[Records from a dataset]
***
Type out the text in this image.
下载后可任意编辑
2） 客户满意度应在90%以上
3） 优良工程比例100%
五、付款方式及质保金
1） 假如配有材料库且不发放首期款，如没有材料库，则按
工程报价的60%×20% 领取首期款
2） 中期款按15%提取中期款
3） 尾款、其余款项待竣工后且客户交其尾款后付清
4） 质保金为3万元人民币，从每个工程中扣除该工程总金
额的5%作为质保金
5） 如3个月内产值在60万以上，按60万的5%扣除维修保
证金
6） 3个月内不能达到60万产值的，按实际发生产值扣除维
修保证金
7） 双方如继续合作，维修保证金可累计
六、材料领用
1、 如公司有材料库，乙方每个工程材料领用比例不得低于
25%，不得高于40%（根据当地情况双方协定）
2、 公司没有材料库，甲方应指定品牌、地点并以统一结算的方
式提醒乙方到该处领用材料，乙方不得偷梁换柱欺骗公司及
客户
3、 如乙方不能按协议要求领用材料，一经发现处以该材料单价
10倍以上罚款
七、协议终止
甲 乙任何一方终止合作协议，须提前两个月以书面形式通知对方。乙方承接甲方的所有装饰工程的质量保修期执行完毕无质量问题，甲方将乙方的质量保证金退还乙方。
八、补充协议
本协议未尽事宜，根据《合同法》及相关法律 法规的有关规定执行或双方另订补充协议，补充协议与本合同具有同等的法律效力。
***
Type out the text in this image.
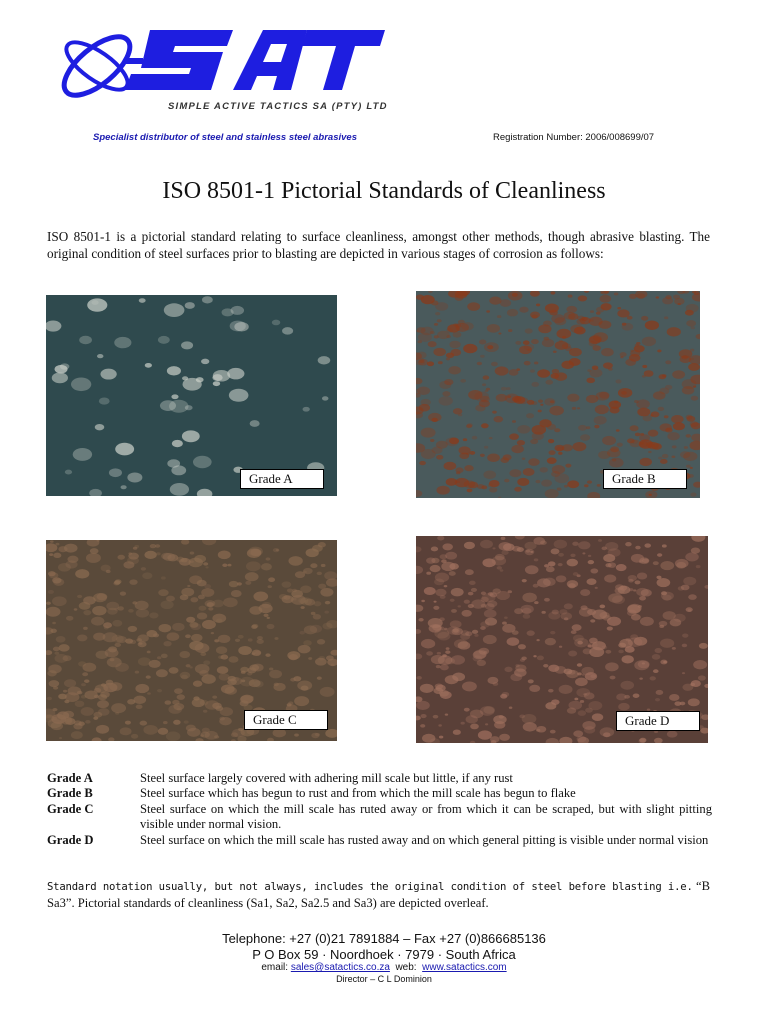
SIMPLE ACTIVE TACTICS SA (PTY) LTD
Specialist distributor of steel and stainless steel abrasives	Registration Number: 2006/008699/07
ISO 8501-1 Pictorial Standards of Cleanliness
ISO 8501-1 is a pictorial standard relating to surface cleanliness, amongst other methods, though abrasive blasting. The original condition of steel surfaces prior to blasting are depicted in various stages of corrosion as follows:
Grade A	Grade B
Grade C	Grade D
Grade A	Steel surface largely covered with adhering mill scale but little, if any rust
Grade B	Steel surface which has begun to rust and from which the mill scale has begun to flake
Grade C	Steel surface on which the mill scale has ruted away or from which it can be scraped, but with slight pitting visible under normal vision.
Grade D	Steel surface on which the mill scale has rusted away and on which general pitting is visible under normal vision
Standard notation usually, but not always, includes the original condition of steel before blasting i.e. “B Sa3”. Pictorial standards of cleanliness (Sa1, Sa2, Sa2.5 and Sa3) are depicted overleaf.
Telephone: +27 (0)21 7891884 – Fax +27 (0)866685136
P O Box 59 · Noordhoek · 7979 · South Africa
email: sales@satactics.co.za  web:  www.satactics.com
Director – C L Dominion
***
▸ Written problem
Say, as a number only, how many lines of the data contain "surface".

▸ Final result
5